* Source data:
····················

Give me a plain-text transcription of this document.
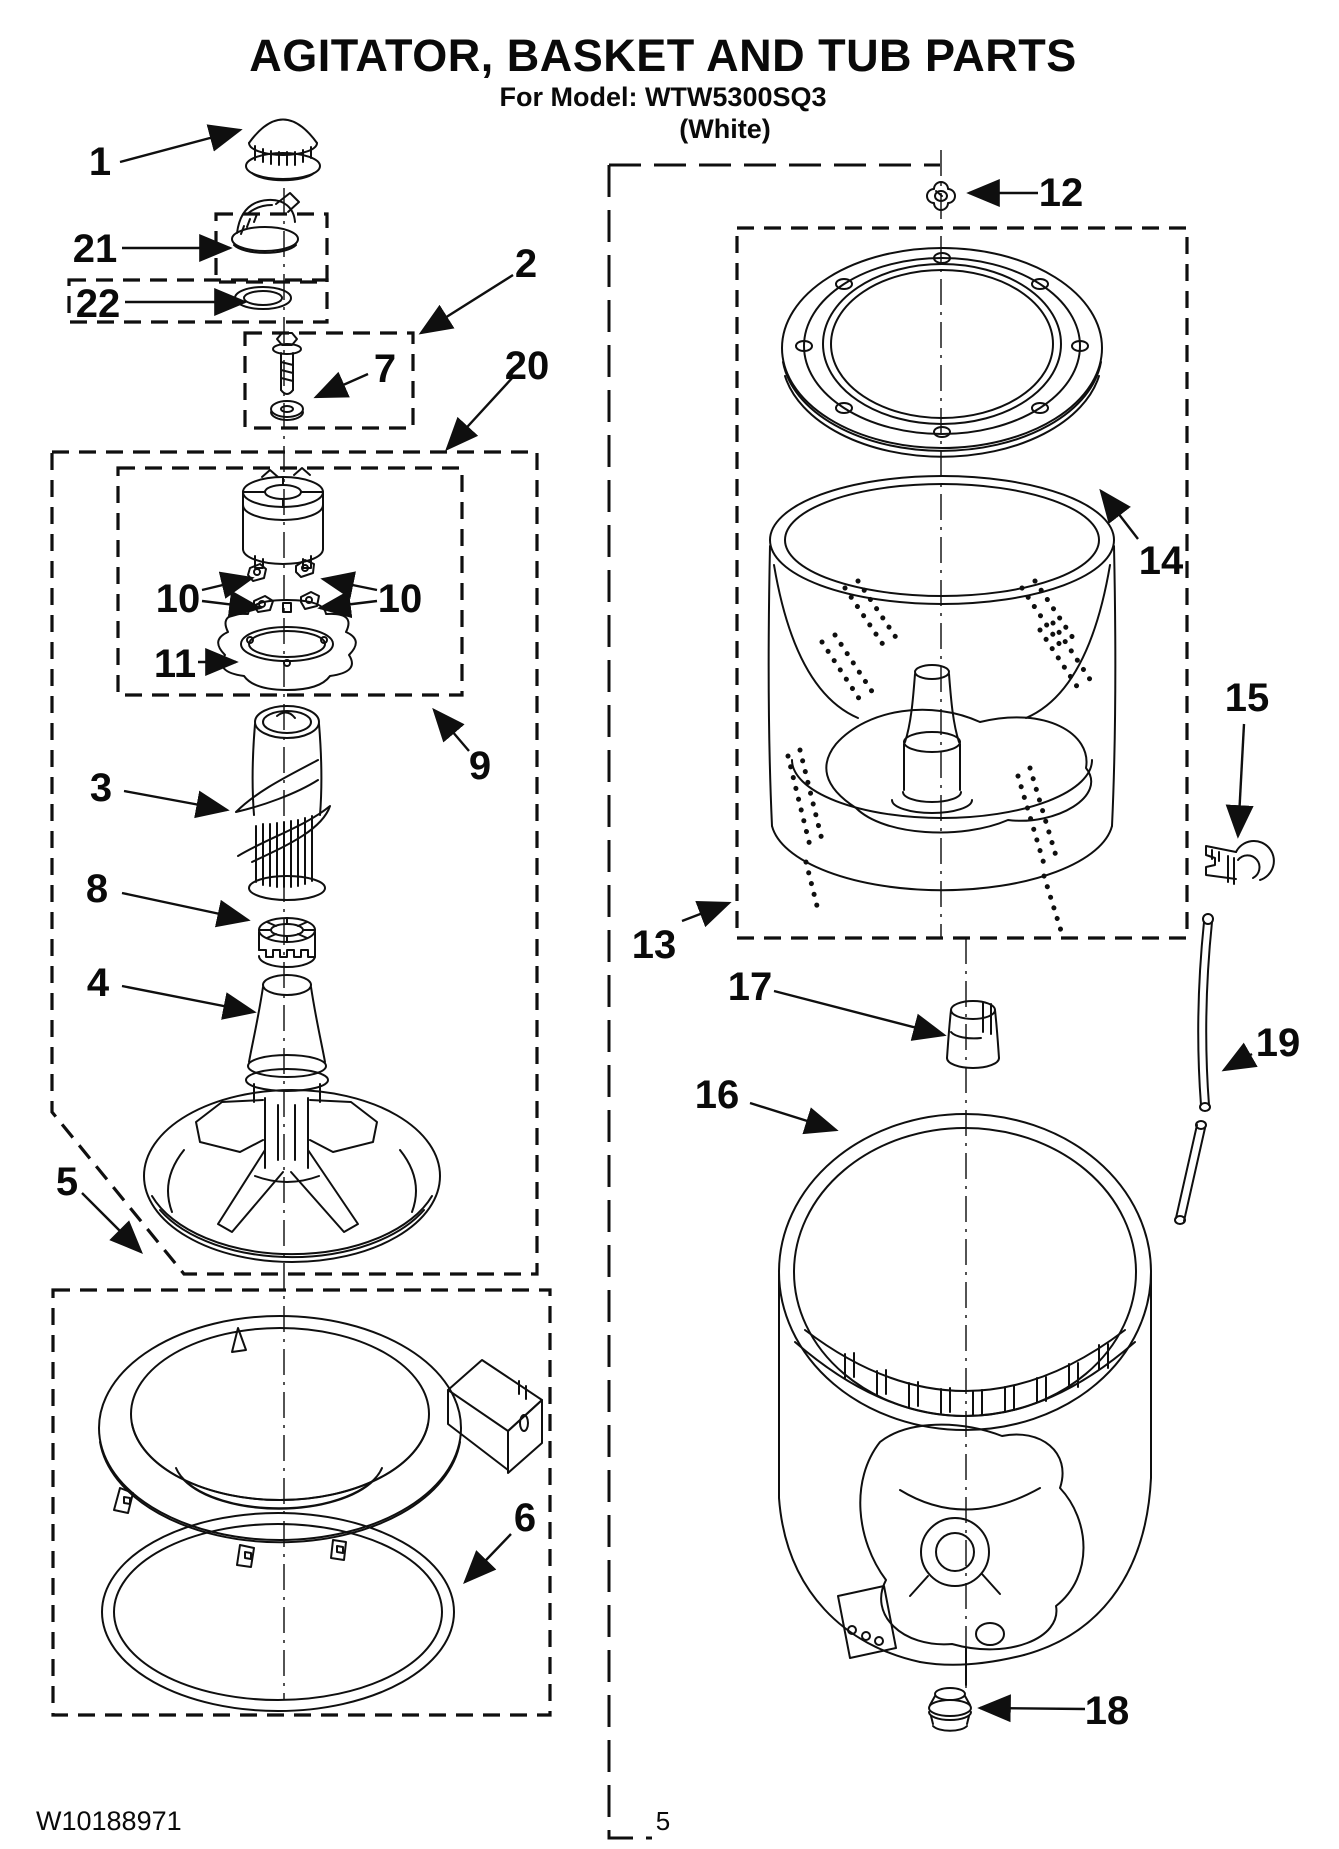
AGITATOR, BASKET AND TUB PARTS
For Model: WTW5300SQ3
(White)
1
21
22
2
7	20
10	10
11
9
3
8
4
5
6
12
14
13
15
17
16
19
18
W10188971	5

····················

* Instructions to follow: Omit the images and transcribe all of the records above word for word.

* The output:
Give me a plain-text transcription of this document.
AGITATOR, BASKET AND TUB PARTS
For Model: WTW5300SQ3
(White)
1
21
22
2
7	20
10	10
11
9
3
8
4
5
6
12
14
13
15
17
16
19
18
W10188971	5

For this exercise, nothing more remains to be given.